[Start of Excerpted records]
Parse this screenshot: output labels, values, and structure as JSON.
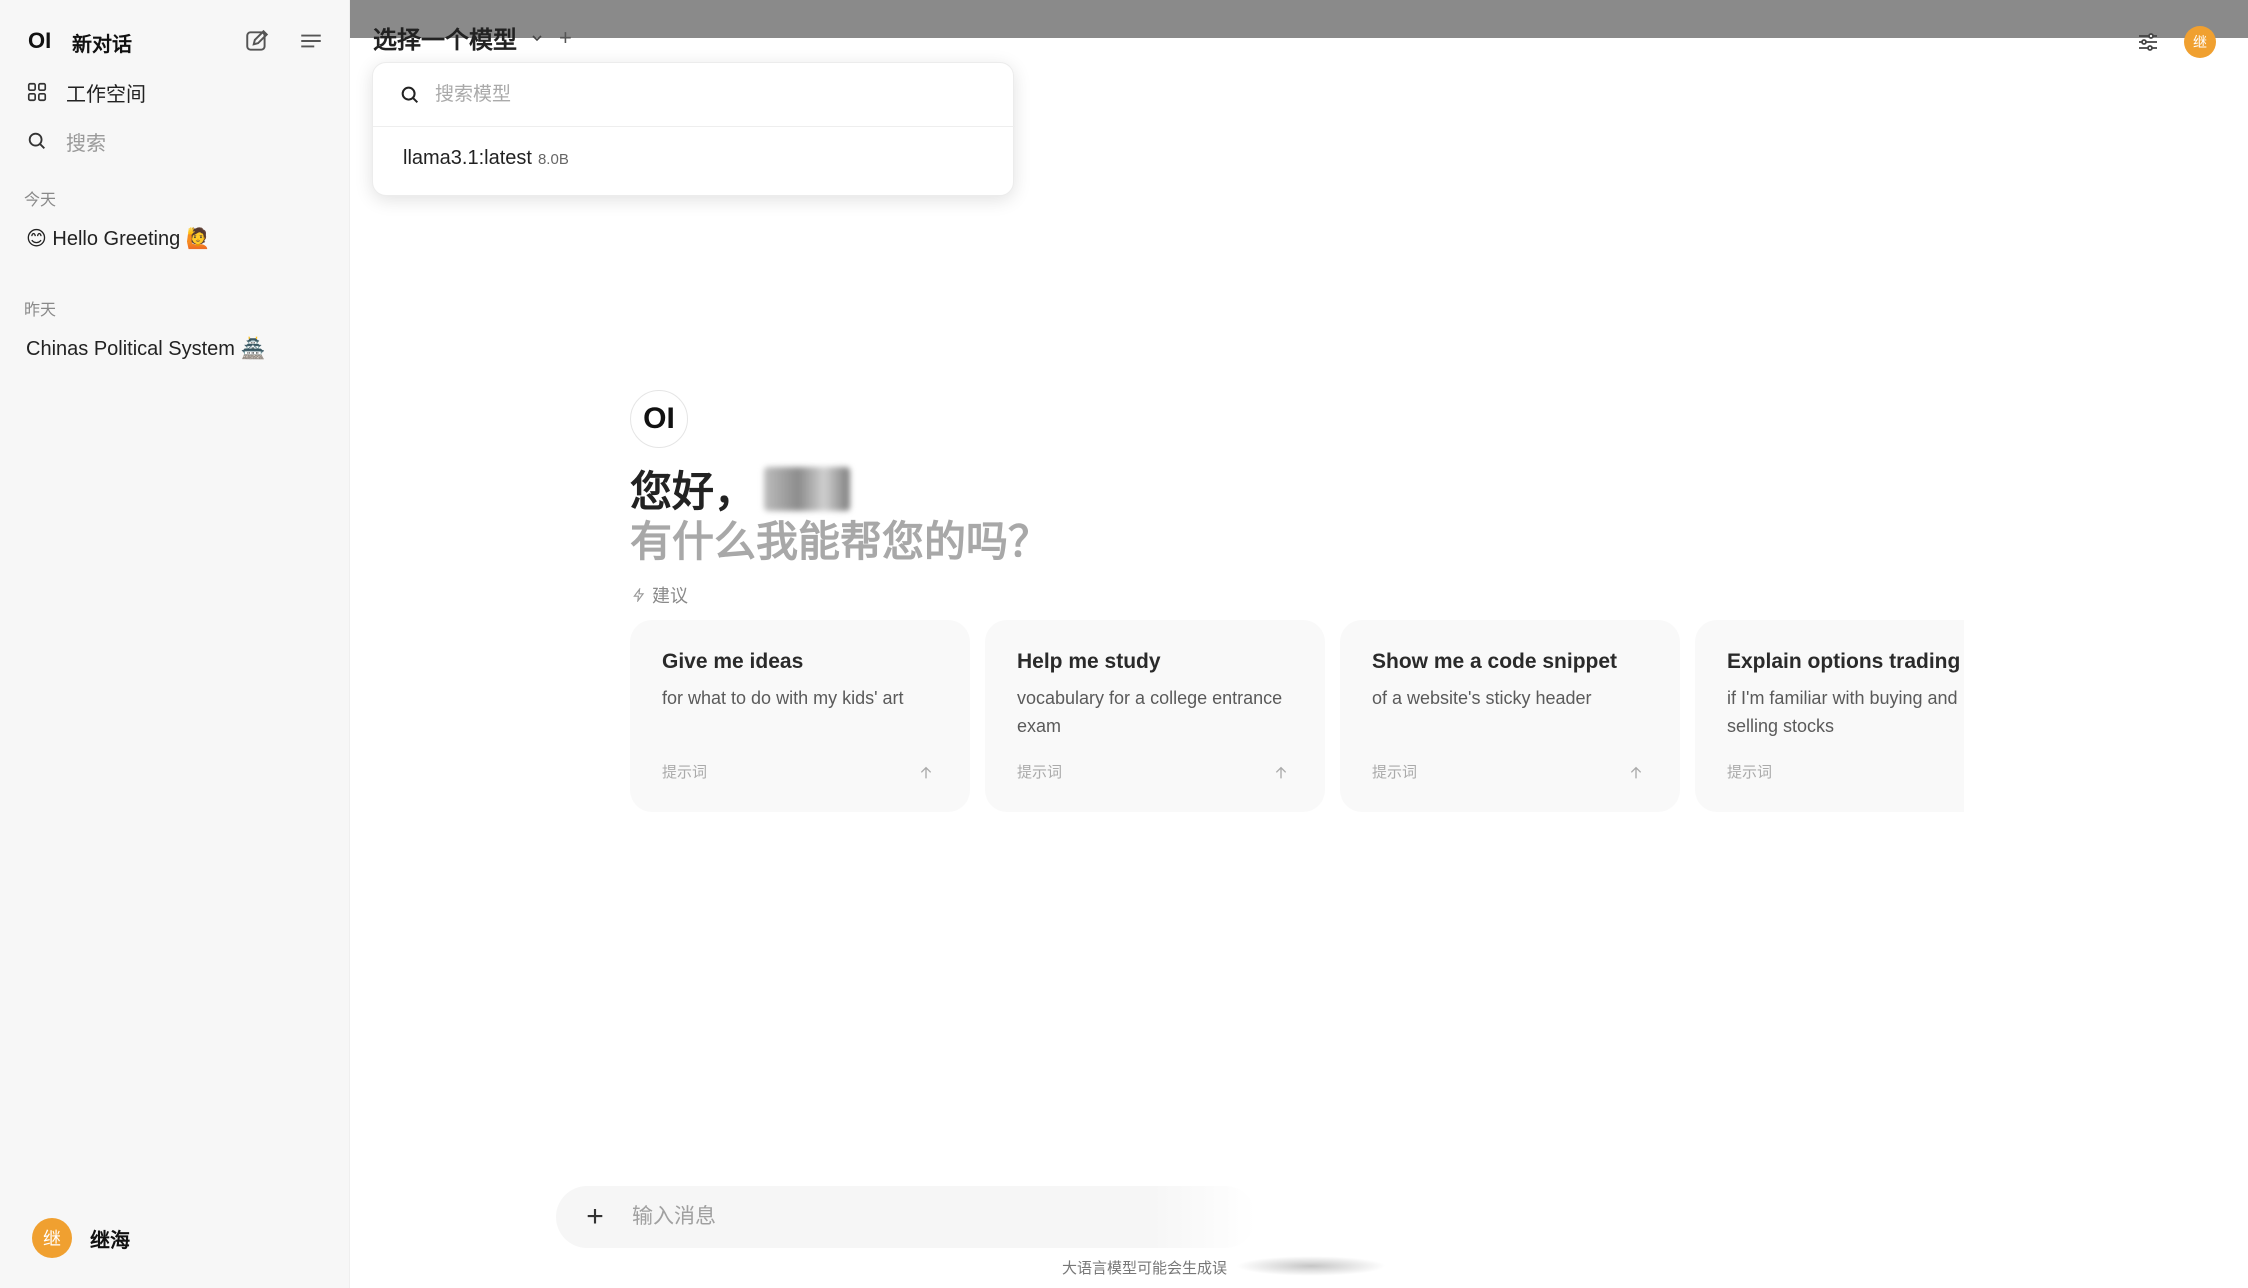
{
  "sidebar": {
    "logo": "OI",
    "new_chat": "新对话",
    "workspace": "工作空间",
    "search": "搜索",
    "sections": [
      {
        "label": "今天",
        "chats": [
          "😊 Hello Greeting 🙋"
        ]
      },
      {
        "label": "昨天",
        "chats": [
          "Chinas Political System 🏯"
        ]
      }
    ],
    "user": {
      "avatar": "继",
      "name": "继海"
    }
  },
  "header": {
    "model_selector": "选择一个模型",
    "add": "+",
    "avatar": "继"
  },
  "model_dropdown": {
    "search_placeholder": "搜索模型",
    "items": [
      {
        "name": "llama3.1:latest",
        "size": "8.0B"
      }
    ]
  },
  "main": {
    "logo": "OI",
    "greeting": "您好，",
    "subgreeting": "有什么我能帮您的吗？",
    "suggestions_label": "建议",
    "cards": [
      {
        "title": "Give me ideas",
        "desc": "for what to do with my kids' art",
        "foot": "提示词"
      },
      {
        "title": "Help me study",
        "desc": "vocabulary for a college entrance exam",
        "foot": "提示词"
      },
      {
        "title": "Show me a code snippet",
        "desc": "of a website's sticky header",
        "foot": "提示词"
      },
      {
        "title": "Explain options trading",
        "desc": "if I'm familiar with buying and selling stocks",
        "foot": "提示词"
      }
    ]
  },
  "composer": {
    "placeholder": "输入消息",
    "disclaimer": "大语言模型可能会生成误"
  }
}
[End of Excerpted records]
Write out the whole listing again, exactly, with no pictures.

- **Answer to this problem**
Parse this screenshot: output labels, values, and structure as JSON.
{
  "sidebar": {
    "logo": "OI",
    "new_chat": "新对话",
    "workspace": "工作空间",
    "search": "搜索",
    "sections": [
      {
        "label": "今天",
        "chats": [
          "😊 Hello Greeting 🙋"
        ]
      },
      {
        "label": "昨天",
        "chats": [
          "Chinas Political System 🏯"
        ]
      }
    ],
    "user": {
      "avatar": "继",
      "name": "继海"
    }
  },
  "header": {
    "model_selector": "选择一个模型",
    "add": "+",
    "avatar": "继"
  },
  "model_dropdown": {
    "search_placeholder": "搜索模型",
    "items": [
      {
        "name": "llama3.1:latest",
        "size": "8.0B"
      }
    ]
  },
  "main": {
    "logo": "OI",
    "greeting": "您好，",
    "subgreeting": "有什么我能帮您的吗？",
    "suggestions_label": "建议",
    "cards": [
      {
        "title": "Give me ideas",
        "desc": "for what to do with my kids' art",
        "foot": "提示词"
      },
      {
        "title": "Help me study",
        "desc": "vocabulary for a college entrance exam",
        "foot": "提示词"
      },
      {
        "title": "Show me a code snippet",
        "desc": "of a website's sticky header",
        "foot": "提示词"
      },
      {
        "title": "Explain options trading",
        "desc": "if I'm familiar with buying and selling stocks",
        "foot": "提示词"
      }
    ]
  },
  "composer": {
    "placeholder": "输入消息",
    "disclaimer": "大语言模型可能会生成误"
  }
}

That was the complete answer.